The problem
Narrow the data below down to the lines containing "плотности".

──────── Stored records

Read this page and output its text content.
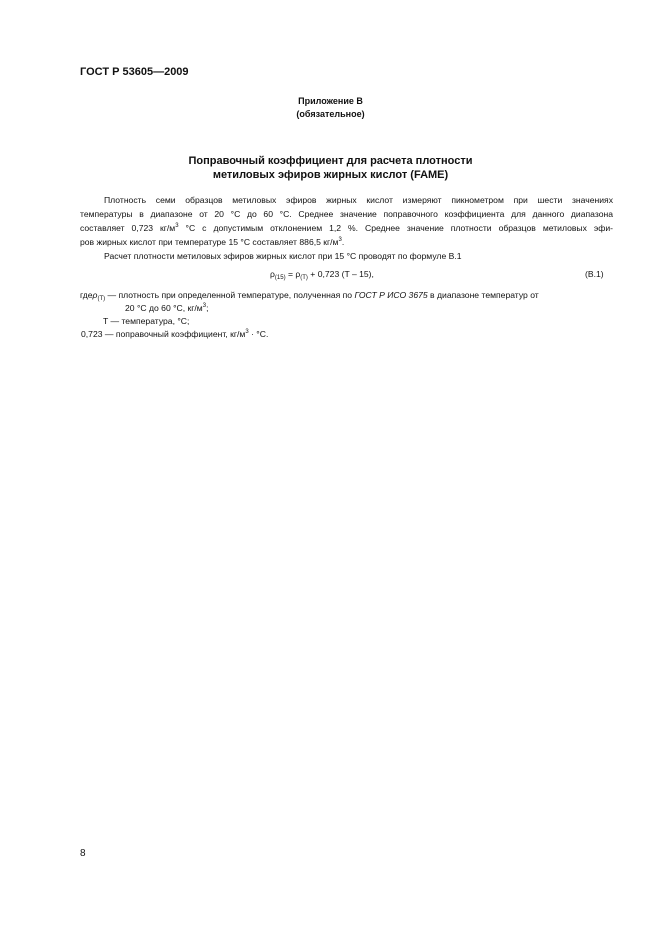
ГОСТ Р 53605—2009
Приложение В
(обязательное)
Поправочный коэффициент для расчета плотности
метиловых эфиров жирных кислот (FAME)
Плотность семи образцов метиловых эфиров жирных кислот измеряют пикнометром при шести значениях
температуры в диапазоне от 20 °С до 60 °С. Среднее значение поправочного коэффициента для данного диапазона
составляет 0,723 $кг/м^3$ °С с допустимым отклонением 1,2 %. Среднее значение плотности образцов метиловых эфи-
ров жирных кислот при температуре 15 °С составляет 886,5 $кг/м^3$.
Расчет плотности метиловых эфиров жирных кислот при 15 °С проводят по формуле В.1
$\rho_{(15)} = \rho_{(T)} + 0,723$ (T – 15),	(В.1)
гдеρ$_{(T)}$ — плотность при определенной температуре, полученная по ГОСТ Р ИСО 3675 в диапазоне температур от
20 °С до 60 °С, $кг/м^3$;
T — температура, °С;
0,723 — поправочный коэффициент, $кг/м^3 \cdot ^\circ С$.
8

────────────────

Output for this task
Поправочный коэффициент для расчета плотности
составляет 0,723 $кг/м^3$ °С с допустимым отклонением 1,2 %. Среднее значение плотности образцов метиловых эфи-
Расчет плотности метиловых эфиров жирных кислот при 15 °С проводят по формуле В.1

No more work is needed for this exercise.